Written exercise
Please convert the lines of all the entries below into a JSON list of strings, with one string per line and blank lines omitted. Leave the picture lines out of the answer.

--- Start of Material supplied ---

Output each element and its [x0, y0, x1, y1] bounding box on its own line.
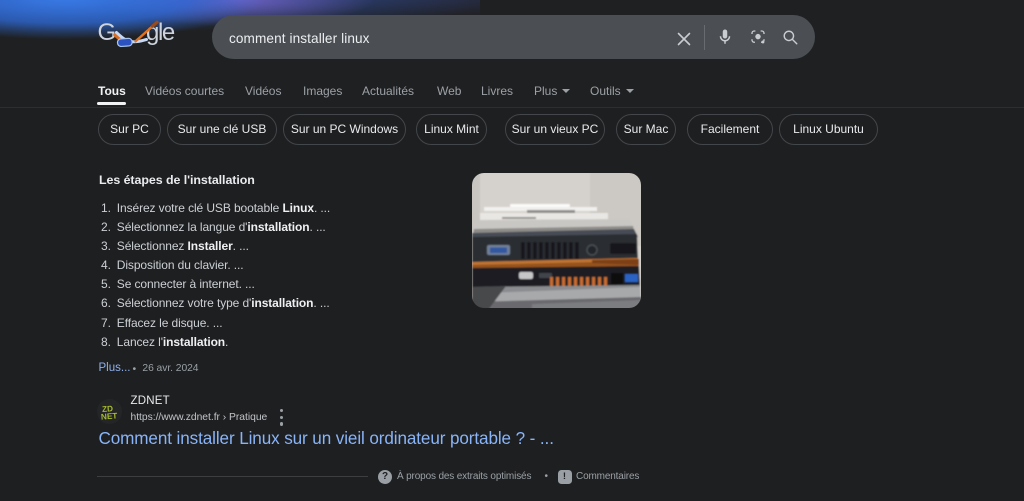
svg-text:NET: NET	[101, 411, 118, 421]
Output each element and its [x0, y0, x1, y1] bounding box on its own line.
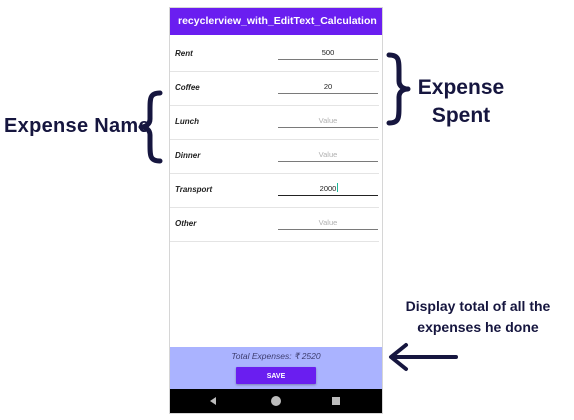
left-brace-icon — [138, 90, 163, 164]
expense-value-input[interactable] — [278, 215, 378, 230]
total-annotation: Display total of all the expenses he don… — [387, 296, 569, 338]
expense-spent-line1: Expense — [417, 76, 505, 99]
expense-value-input[interactable] — [278, 113, 378, 128]
expense-row-rent: Rent — [170, 38, 379, 72]
text-cursor — [337, 183, 338, 192]
expense-label: Other — [175, 219, 197, 228]
total-panel: Total Expenses: ₹ 2520 SAVE — [170, 347, 382, 389]
expense-label: Lunch — [175, 117, 199, 126]
expense-row-dinner: Dinner — [170, 140, 379, 174]
expense-row-lunch: Lunch — [170, 106, 379, 140]
save-button[interactable]: SAVE — [236, 367, 316, 384]
app-title-bar: recyclerview_with_EditText_Calculation — [170, 8, 382, 35]
expense-spent-line2: Spent — [431, 104, 491, 127]
system-nav-bar — [170, 389, 382, 413]
expense-label: Transport — [175, 185, 213, 194]
expense-value-input[interactable] — [278, 79, 378, 94]
tutorial-figure: recyclerview_with_EditText_Calculation R… — [0, 0, 574, 420]
expense-spent-annotation: Expense Spent — [408, 74, 514, 130]
expense-label: Dinner — [175, 151, 201, 160]
expense-name-annotation: Expense Name — [4, 115, 150, 137]
expense-label: Rent — [175, 49, 193, 58]
recent-apps-icon[interactable] — [332, 397, 340, 405]
arrow-left-icon — [389, 343, 458, 371]
expense-row-other: Other — [170, 208, 379, 242]
total-expenses-text: Total Expenses: ₹ 2520 — [231, 351, 321, 361]
expense-value-input[interactable] — [278, 181, 378, 196]
phone-screen: recyclerview_with_EditText_Calculation R… — [170, 8, 382, 413]
total-annotation-line1: Display total of all the — [405, 298, 551, 314]
expense-row-transport: Transport — [170, 174, 379, 208]
back-icon[interactable] — [210, 397, 216, 405]
home-icon[interactable] — [271, 396, 281, 406]
expense-value-input[interactable] — [278, 45, 378, 60]
expense-value-input[interactable] — [278, 147, 378, 162]
expense-row-coffee: Coffee — [170, 72, 379, 106]
expense-list[interactable]: Rent Coffee Lunch Dinner Transport O — [170, 38, 382, 242]
total-annotation-line2: expenses he done — [417, 319, 539, 335]
expense-label: Coffee — [175, 83, 200, 92]
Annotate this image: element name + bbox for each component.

--- End of Material supplied ---

Response to the exercise
[
  "Output each element and its [x0, y0, x1, y1] bounding box on its own line.",
  "svg-text:NET: NET\t[101, 411, 118, 421]",
  "Output each element and its [x0, y0, x1, y1] bounding box on its own line.",
  "left-brace-icon — [138, 90, 163, 164]",
  "expense-value-input[interactable] — [278, 215, 378, 230]",
  "total-annotation: Display total of all the expenses he don… — [387, 296, 569, 338]",
  "expense-spent-line1: Expense — [417, 76, 505, 99]",
  "expense-value-input[interactable] — [278, 113, 378, 128]",
  "expense-row-rent: Rent — [170, 38, 379, 72]",
  "text-cursor — [337, 183, 338, 192]",
  "expense-label: Other — [175, 219, 197, 228]",
  "total-panel: Total Expenses: ₹ 2520 SAVE — [170, 347, 382, 389]",
  "expense-label: Lunch — [175, 117, 199, 126]",
  "expense-row-dinner: Dinner — [170, 140, 379, 174]",
  "expense-row-lunch: Lunch — [170, 106, 379, 140]",
  "save-button[interactable]: SAVE — [236, 367, 316, 384]",
  "app-title-bar: recyclerview_with_EditText_Calculation — [170, 8, 382, 35]",
  "expense-spent-line2: Spent — [431, 104, 491, 127]",
  "system-nav-bar — [170, 389, 382, 413]",
  "expense-label: Transport — [175, 185, 213, 194]",
  "expense-value-input[interactable] — [278, 79, 378, 94]",
  "tutorial-figure: recyclerview_with_EditText_Calculation R… — [0, 0, 574, 420]",
  "expense-spent-annotation: Expense Spent — [408, 74, 514, 130]",
  "expense-label: Dinner — [175, 151, 201, 160]",
  "expense-name-annotation: Expense Name — [4, 115, 150, 137]",
  "expense-label: Rent — [175, 49, 193, 58]",
  "recent-apps-icon[interactable] — [332, 397, 340, 405]",
  "arrow-left-icon — [389, 343, 458, 371]",
  "expense-row-other: Other — [170, 208, 379, 242]",
  "total-expenses-text: Total Expenses: ₹ 2520 — [231, 351, 321, 361]",
  "expense-value-input[interactable] — [278, 181, 378, 196]",
  "phone-screen: recyclerview_with_EditText_Calculation R… — [170, 8, 382, 413]",
  "total-annotation-line1: Display total of all the — [405, 298, 551, 314]",
  "expense-row-transport: Transport — [170, 174, 379, 208]",
  "back-icon[interactable] — [210, 397, 216, 405]",
  "home-icon[interactable] — [271, 396, 281, 406]",
  "expense-value-input[interactable] — [278, 45, 378, 60]",
  "expense-value-input[interactable] — [278, 147, 378, 162]",
  "expense-row-coffee: Coffee — [170, 72, 379, 106]",
  "expense-list[interactable]: Rent Coffee Lunch Dinner Transport O — [170, 38, 382, 242]",
  "total-annotation-line2: expenses he done — [417, 319, 539, 335]",
  "expense-label: Coffee — [175, 83, 200, 92]",
  "Annotate this image: element name + bbox for each component."
]